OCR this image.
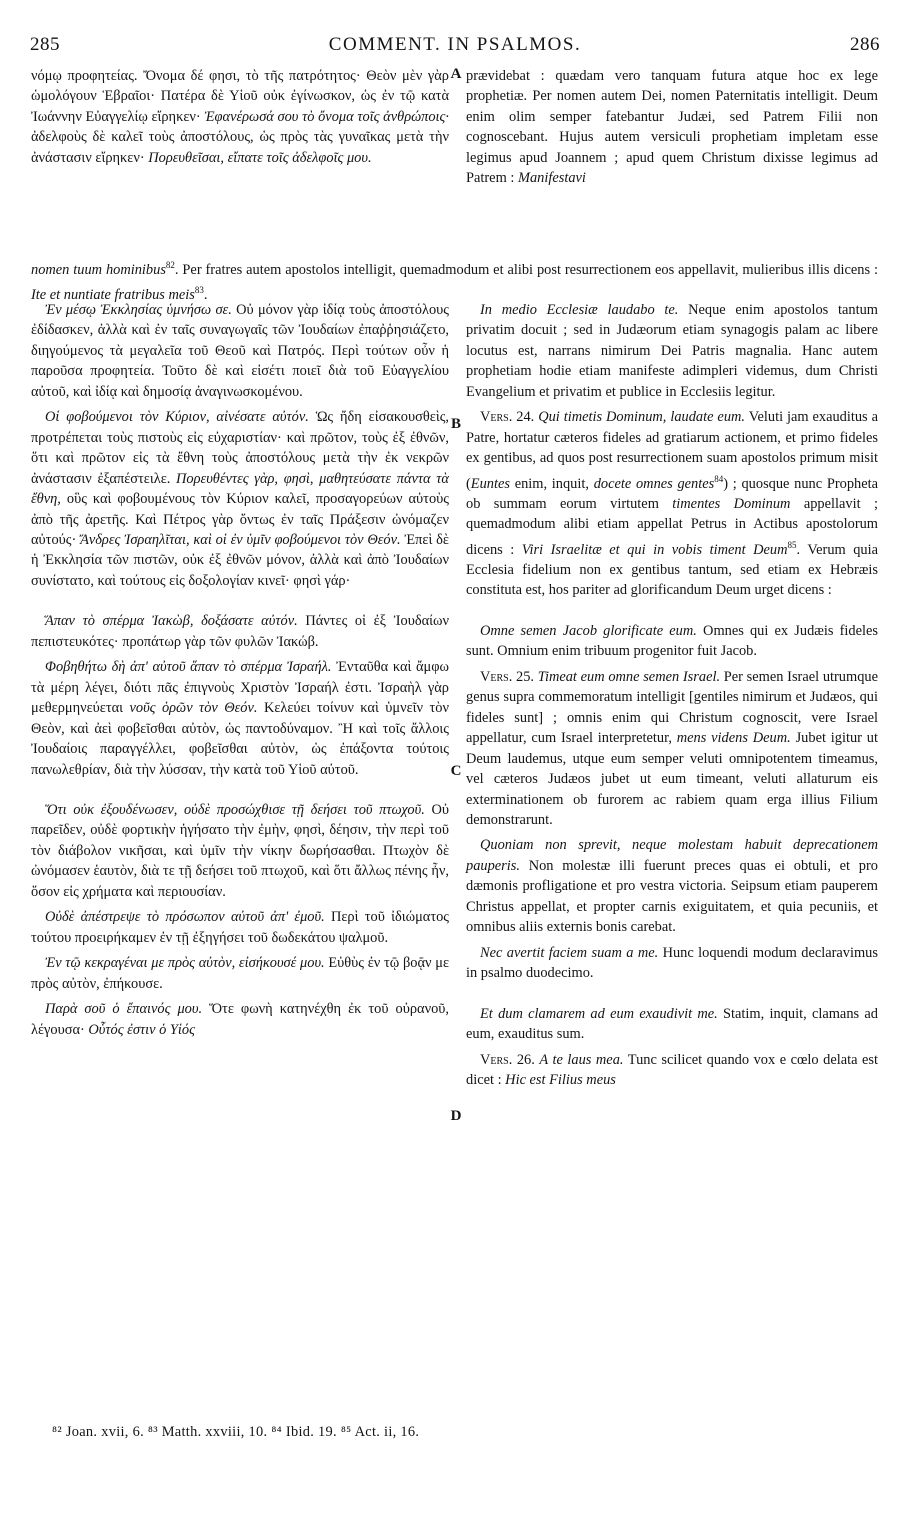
285	COMMENT. IN PSALMOS.	286
A
B
C
D

νόμῳ προφητείας. Ὄνομα δέ φησι, τὸ τῆς πατρότητος· Θεὸν μὲν γὰρ ὡμολόγουν Ἑβραῖοι· Πατέρα δὲ Υἱοῦ οὐκ ἐγίνωσκον, ὡς ἐν τῷ κατὰ Ἰωάννην Εὐαγγελίῳ εἴρηκεν· Ἐφανέρωσά σου τὸ ὄνομα τοῖς ἀνθρώποις· ἀδελφοὺς δὲ καλεῖ τοὺς ἀποστόλους, ὡς πρὸς τὰς γυναῖκας μετὰ τὴν ἀνάστασιν εἴρηκεν· Πορευθεῖσαι, εἴπατε τοῖς ἀδελφοῖς μου.

prævidebat : quædam vero tanquam futura atque hoc ex lege prophetiæ. Per nomen autem Dei, nomen Paternitatis intelligit. Deum enim olim semper fatebantur Judæi, sed Patrem Filii non cognoscebant. Hujus autem versiculi prophetiam impletam esse legimus apud Joannem ; apud quem Christum dixisse legimus ad Patrem : Manifestavi

nomen tuum hominibus$^{82}$. Per fratres autem apostolos intelligit, quemadmodum et alibi post resurrectionem eos appellavit, mulieribus illis dicens : Ite et nuntiate fratribus meis$^{83}$.

Ἐν μέσῳ Ἐκκλησίας ὑμνήσω σε. Οὐ μόνον γὰρ ἰδίᾳ τοὺς ἀποστόλους ἐδίδασκεν, ἀλλὰ καὶ ἐν ταῖς συναγωγαῖς τῶν Ἰουδαίων ἐπαῤῥησιάζετο, διηγούμενος τὰ μεγαλεῖα τοῦ Θεοῦ καὶ Πατρός. Περὶ τούτων οὖν ἡ παροῦσα προφητεία. Τοῦτο δὲ καὶ εἰσέτι ποιεῖ διὰ τοῦ Εὐαγγελίου αὐτοῦ, καὶ ἰδίᾳ καὶ δημοσίᾳ ἀναγινωσκομένου.

Οἱ φοβούμενοι τὸν Κύριον, αἰνέσατε αὐτόν. Ὡς ἤδη εἰσακουσθεὶς, προτρέπεται τοὺς πιστοὺς εἰς εὐχαριστίαν· καὶ πρῶτον, τοὺς ἐξ ἐθνῶν, ὅτι καὶ πρῶτον εἰς τὰ ἔθνη τοὺς ἀποστόλους μετὰ τὴν ἐκ νεκρῶν ἀνάστασιν ἐξαπέστειλε. Πορευθέντες γὰρ, φησὶ, μαθητεύσατε πάντα τὰ ἔθνη, οὓς καὶ φοβουμένους τὸν Κύριον καλεῖ, προσαγορεύων αὐτοὺς ἀπὸ τῆς ἀρετῆς. Καὶ Πέτρος γὰρ ὄντως ἐν ταῖς Πράξεσιν ὠνόμαζεν αὐτούς· Ἄνδρες Ἰσραηλῖται, καὶ οἱ ἐν ὑμῖν φοβούμενοι τὸν Θεόν. Ἐπεὶ δὲ ἡ Ἐκκλησία τῶν πιστῶν, οὐκ ἐξ ἐθνῶν μόνον, ἀλλὰ καὶ ἀπὸ Ἰουδαίων συνίστατο, καὶ τούτους εἰς δοξολογίαν κινεῖ· φησὶ γάρ·

Ἅπαν τὸ σπέρμα Ἰακὼβ, δοξάσατε αὐτόν. Πάντες οἱ ἐξ Ἰουδαίων πεπιστευκότες· προπάτωρ γὰρ τῶν φυλῶν Ἰακώβ.

Φοβηθήτω δὴ ἀπ' αὐτοῦ ἅπαν τὸ σπέρμα Ἰσραήλ. Ἐνταῦθα καὶ ἄμφω τὰ μέρη λέγει, διότι πᾶς ἐπιγνοὺς Χριστὸν Ἰσραήλ ἐστι. Ἰσραὴλ γὰρ μεθερμηνεύεται νοῦς ὁρῶν τὸν Θεόν. Κελεύει τοίνυν καὶ ὑμνεῖν τὸν Θεὸν, καὶ ἀεὶ φοβεῖσθαι αὐτὸν, ὡς παντοδύναμον. Ἢ καὶ τοῖς ἄλλοις Ἰουδαίοις παραγγέλλει, φοβεῖσθαι αὐτὸν, ὡς ἐπάξοντα τούτοις πανωλεθρίαν, διὰ τὴν λύσσαν, τὴν κατὰ τοῦ Υἱοῦ αὐτοῦ.

Ὅτι οὐκ ἐξουδένωσεν, οὐδὲ προσώχθισε τῇ δεήσει τοῦ πτωχοῦ. Οὐ παρεῖδεν, οὐδὲ φορτικὴν ἡγήσατο τὴν ἐμὴν, φησὶ, δέησιν, τὴν περὶ τοῦ τὸν διάβολον νικῆσαι, καὶ ὑμῖν τὴν νίκην δωρήσασθαι. Πτωχὸν δὲ ὠνόμασεν ἑαυτὸν, διὰ τε τῇ δεήσει τοῦ πτωχοῦ, καὶ ὅτι ἄλλως πένης ἦν, ὅσον εἰς χρήματα καὶ περιουσίαν.

Οὐδὲ ἀπέστρεψε τὸ πρόσωπον αὐτοῦ ἀπ' ἐμοῦ. Περὶ τοῦ ἰδιώματος τούτου προειρήκαμεν ἐν τῇ ἐξηγήσει τοῦ δωδεκάτου ψαλμοῦ.

Ἐν τῷ κεκραγέναι με πρὸς αὐτὸν, εἰσήκουσέ μου. Εὐθὺς ἐν τῷ βοᾷν με πρὸς αὐτὸν, ἐπήκουσε.

Παρὰ σοῦ ὁ ἔπαινός μου. Ὅτε φωνὴ κατηνέχθη ἐκ τοῦ οὐρανοῦ, λέγουσα· Οὗτός ἐστιν ὁ Υἱός

In medio Ecclesiæ laudabo te. Neque enim apostolos tantum privatim docuit ; sed in Judæorum etiam synagogis palam ac libere locutus est, narrans nimirum Dei Patris magnalia. Hanc autem prophetiam hodie etiam manifeste adimpleri videmus, dum Christi Evangelium et privatim et publice in Ecclesiis legitur.

Vers. 24. Qui timetis Dominum, laudate eum. Veluti jam exauditus a Patre, hortatur cæteros fideles ad gratiarum actionem, et primo fideles ex gentibus, ad quos post resurrectionem suam apostolos primum misit (Euntes enim, inquit, docete omnes gentes$^{84}$) ; quosque nunc Propheta ob summam eorum virtutem timentes Dominum appellavit ; quemadmodum alibi etiam appellat Petrus in Actibus apostolorum dicens : Viri Israelitæ et qui in vobis timent Deum$^{85}$. Verum quia Ecclesia fidelium non ex gentibus tantum, sed etiam ex Hebræis constituta est, hos pariter ad glorificandum Deum urget dicens :

Omne semen Jacob glorificate eum. Omnes qui ex Judæis fideles sunt. Omnium enim tribuum progenitor fuit Jacob.

Vers. 25. Timeat eum omne semen Israel. Per semen Israel utrumque genus supra commemoratum intelligit [gentiles nimirum et Judæos, qui fideles sunt] ; omnis enim qui Christum cognoscit, vere Israel appellatur, cum Israel interpretetur, mens videns Deum. Jubet igitur ut Deum laudemus, utque eum semper veluti omnipotentem timeamus, vel cæteros Judæos jubet ut eum timeant, veluti allaturum eis exterminationem ob furorem ac rabiem quam erga illius Filium demonstrarunt.

Quoniam non sprevit, neque molestam habuit deprecationem pauperis. Non molestæ illi fuerunt preces quas ei obtuli, et pro dæmonis profligatione et pro vestra victoria. Seipsum etiam pauperem Christus appellat, et propter carnis exiguitatem, et quia pecuniis, et omnibus aliis externis bonis carebat.

Nec avertit faciem suam a me. Hunc loquendi modum declaravimus in psalmo duodecimo.

Et dum clamarem ad eum exaudivit me. Statim, inquit, clamans ad eum, exauditus sum.

Vers. 26. A te laus mea. Tunc scilicet quando vox e cœlo delata est dicet : Hic est Filius meus

⁸² Joan. xvii, 6. ⁸³ Matth. xxviii, 10. ⁸⁴ Ibid. 19. ⁸⁵ Act. ii, 16.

──────────

▶ **Directive**
Reproduce each line holding the word "prophetiam".

▶ **Solution to this problem**
prævidebat : quædam vero tanquam futura atque hoc ex lege prophetiæ. Per nomen autem Dei, nomen Paternitatis intelligit. Deum enim olim semper fatebantur Judæi, sed Patrem Filii non cognoscebant. Hujus autem versiculi prophetiam impletam esse legimus apud Joannem ; apud quem Christum dixisse legimus ad Patrem : Manifestavi
In medio Ecclesiæ laudabo te. Neque enim apostolos tantum privatim docuit ; sed in Judæorum etiam synagogis palam ac libere locutus est, narrans nimirum Dei Patris magnalia. Hanc autem prophetiam hodie etiam manifeste adimpleri videmus, dum Christi Evangelium et privatim et publice in Ecclesiis legitur.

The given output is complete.